╔══
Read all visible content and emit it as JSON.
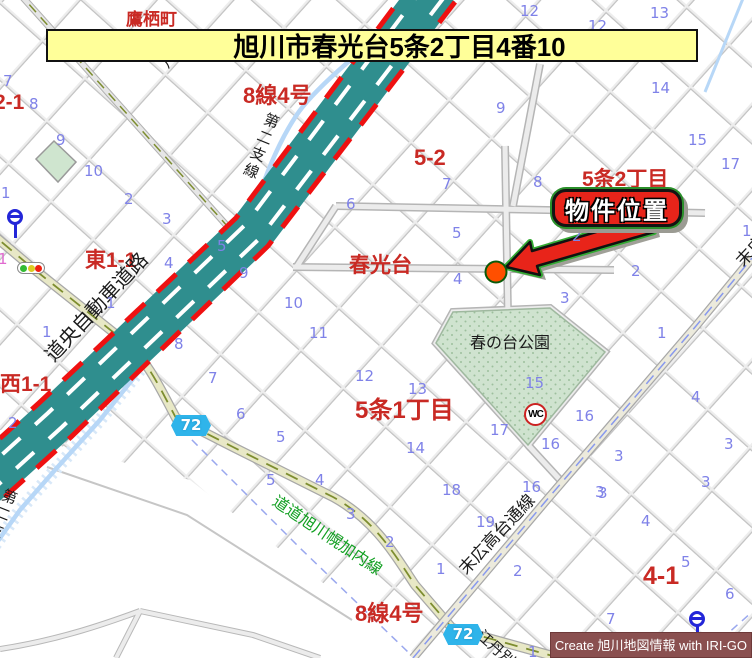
{
  "palette": {
    "red": "#c92a24",
    "blue": "#7f82e8",
    "black": "#1c1c1c",
    "green": "#12a022",
    "pink": "#e06ad0"
  },
  "banner": {
    "title": "旭川市春光台5条2丁目4番10"
  },
  "callout": {
    "label": "物件位置"
  },
  "icons": {
    "wc_label": "WC"
  },
  "credit": {
    "text": "Create 旭川地図情報 with IRI-GO"
  },
  "route_badges": [
    {
      "t": "72",
      "x": 171,
      "y": 415
    },
    {
      "t": "72",
      "x": 443,
      "y": 624
    }
  ],
  "map_labels": [
    {
      "t": "鷹栖町",
      "x": 126,
      "y": 11,
      "c": "red",
      "s": 17,
      "b": 1,
      "n": "district-label-takasucho"
    },
    {
      "t": "8線4号",
      "x": 243,
      "y": 84,
      "c": "red",
      "s": 22,
      "b": 1,
      "n": "road-label-8sen4go-top"
    },
    {
      "t": "八線",
      "x": 158,
      "y": 62,
      "c": "black",
      "s": 15,
      "r": -55,
      "sp": 8,
      "n": "road-label-hassen"
    },
    {
      "t": "第二支線",
      "x": 266,
      "y": 110,
      "c": "black",
      "s": 15,
      "v": 1,
      "r": 22,
      "sp": 3,
      "n": "stream-label-dainishisen-upper"
    },
    {
      "t": "第二支線",
      "x": 4,
      "y": 486,
      "c": "black",
      "s": 15,
      "v": 1,
      "r": 22,
      "sp": 3,
      "n": "stream-label-dainishisen-lower"
    },
    {
      "t": "2-1",
      "x": -6,
      "y": 92,
      "c": "red",
      "s": 21,
      "b": 1,
      "n": "block-label-2-1"
    },
    {
      "t": "5-2",
      "x": 414,
      "y": 146,
      "c": "red",
      "s": 22,
      "b": 1,
      "n": "block-label-5-2"
    },
    {
      "t": "5条2丁目",
      "x": 582,
      "y": 169,
      "c": "red",
      "s": 21,
      "b": 1,
      "n": "district-label-5jo2chome"
    },
    {
      "t": "春光台",
      "x": 349,
      "y": 255,
      "c": "red",
      "s": 21,
      "b": 1,
      "n": "district-label-shunkodai"
    },
    {
      "t": "東1-1",
      "x": 85,
      "y": 250,
      "c": "red",
      "s": 21,
      "b": 1,
      "n": "block-label-higashi1-1"
    },
    {
      "t": "西1-1",
      "x": 0,
      "y": 374,
      "c": "red",
      "s": 21,
      "b": 1,
      "n": "block-label-nishi1-1"
    },
    {
      "t": "5条1丁目",
      "x": 355,
      "y": 398,
      "c": "red",
      "s": 24,
      "b": 1,
      "n": "district-label-5jo1chome"
    },
    {
      "t": "4-1",
      "x": 643,
      "y": 563,
      "c": "red",
      "s": 25,
      "b": 1,
      "n": "block-label-4-1"
    },
    {
      "t": "8線4号",
      "x": 355,
      "y": 602,
      "c": "red",
      "s": 22,
      "b": 1,
      "n": "road-label-8sen4go-bottom"
    },
    {
      "t": "道央自動車道路",
      "x": 42,
      "y": 352,
      "c": "black",
      "s": 20,
      "r": -47,
      "n": "road-label-doo-expressway"
    },
    {
      "t": "春の台公園",
      "x": 470,
      "y": 336,
      "c": "black",
      "s": 16,
      "n": "park-label-harunodai"
    },
    {
      "t": "道道旭川幌加内線",
      "x": 278,
      "y": 494,
      "c": "green",
      "s": 16,
      "r": 34,
      "n": "road-label-horokanai"
    },
    {
      "t": "末広高台通線",
      "x": 456,
      "y": 566,
      "c": "black",
      "s": 17,
      "r": -47,
      "n": "road-label-suehiro-takadai"
    },
    {
      "t": "末広高台通線",
      "x": 733,
      "y": 258,
      "c": "black",
      "s": 17,
      "r": -47,
      "n": "road-label-suehiro-takadai-partial"
    },
    {
      "t": "江丹別",
      "x": 484,
      "y": 628,
      "c": "black",
      "s": 15,
      "r": 42,
      "n": "road-label-etanbetsu"
    }
  ],
  "lot_numbers": [
    {
      "t": "7",
      "x": 3,
      "y": 72
    },
    {
      "t": "8",
      "x": 29,
      "y": 95
    },
    {
      "t": "9",
      "x": 56,
      "y": 131
    },
    {
      "t": "10",
      "x": 84,
      "y": 162
    },
    {
      "t": "2",
      "x": 124,
      "y": 190
    },
    {
      "t": "3",
      "x": 162,
      "y": 210
    },
    {
      "t": "1",
      "x": 1,
      "y": 184
    },
    {
      "t": "6",
      "x": 346,
      "y": 195
    },
    {
      "t": "12",
      "x": 520,
      "y": 2
    },
    {
      "t": "12",
      "x": 588,
      "y": 17
    },
    {
      "t": "13",
      "x": 650,
      "y": 4
    },
    {
      "t": "14",
      "x": 651,
      "y": 79
    },
    {
      "t": "9",
      "x": 496,
      "y": 99
    },
    {
      "t": "15",
      "x": 688,
      "y": 131
    },
    {
      "t": "17",
      "x": 721,
      "y": 155
    },
    {
      "t": "7",
      "x": 442,
      "y": 175
    },
    {
      "t": "8",
      "x": 533,
      "y": 173
    },
    {
      "t": "5",
      "x": 452,
      "y": 224
    },
    {
      "t": "2",
      "x": 572,
      "y": 227
    },
    {
      "t": "4",
      "x": 453,
      "y": 270
    },
    {
      "t": "2",
      "x": 631,
      "y": 262
    },
    {
      "t": "3",
      "x": 560,
      "y": 289
    },
    {
      "t": "1",
      "x": 742,
      "y": 222
    },
    {
      "t": "1",
      "x": 42,
      "y": 323
    },
    {
      "t": "1",
      "x": 106,
      "y": 294
    },
    {
      "t": "4",
      "x": 164,
      "y": 254
    },
    {
      "t": "5",
      "x": 217,
      "y": 237
    },
    {
      "t": "9",
      "x": 239,
      "y": 264
    },
    {
      "t": "10",
      "x": 284,
      "y": 294
    },
    {
      "t": "11",
      "x": 309,
      "y": 324
    },
    {
      "t": "8",
      "x": 174,
      "y": 335
    },
    {
      "t": "7",
      "x": 208,
      "y": 369
    },
    {
      "t": "12",
      "x": 355,
      "y": 367
    },
    {
      "t": "2",
      "x": 8,
      "y": 414
    },
    {
      "t": "1",
      "x": -2,
      "y": 250,
      "c": "pink"
    },
    {
      "t": "6",
      "x": 236,
      "y": 405
    },
    {
      "t": "5",
      "x": 276,
      "y": 428
    },
    {
      "t": "5",
      "x": 266,
      "y": 471
    },
    {
      "t": "4",
      "x": 315,
      "y": 471
    },
    {
      "t": "3",
      "x": 346,
      "y": 505
    },
    {
      "t": "2",
      "x": 385,
      "y": 533
    },
    {
      "t": "1",
      "x": 436,
      "y": 560
    },
    {
      "t": "18",
      "x": 442,
      "y": 481
    },
    {
      "t": "19",
      "x": 476,
      "y": 513
    },
    {
      "t": "16",
      "x": 522,
      "y": 478
    },
    {
      "t": "2",
      "x": 513,
      "y": 562
    },
    {
      "t": "3",
      "x": 595,
      "y": 483
    },
    {
      "t": "13",
      "x": 408,
      "y": 380
    },
    {
      "t": "14",
      "x": 406,
      "y": 439
    },
    {
      "t": "15",
      "x": 525,
      "y": 374
    },
    {
      "t": "17",
      "x": 490,
      "y": 421
    },
    {
      "t": "16",
      "x": 575,
      "y": 407
    },
    {
      "t": "16",
      "x": 541,
      "y": 435
    },
    {
      "t": "1",
      "x": 657,
      "y": 324
    },
    {
      "t": "3",
      "x": 614,
      "y": 447
    },
    {
      "t": "4",
      "x": 691,
      "y": 388
    },
    {
      "t": "3",
      "x": 724,
      "y": 435
    },
    {
      "t": "3",
      "x": 701,
      "y": 473
    },
    {
      "t": "4",
      "x": 641,
      "y": 512
    },
    {
      "t": "3",
      "x": 598,
      "y": 484
    },
    {
      "t": "5",
      "x": 681,
      "y": 553
    },
    {
      "t": "6",
      "x": 725,
      "y": 585
    },
    {
      "t": "7",
      "x": 606,
      "y": 610
    },
    {
      "t": "1",
      "x": 528,
      "y": 643
    }
  ]
}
╚══
_Description of the task_
Search the lines above for the string "stream", then show every one that has it.

_Expected answer_
      "n": "stream-label-dainishisen-upper"
      "n": "stream-label-dainishisen-lower"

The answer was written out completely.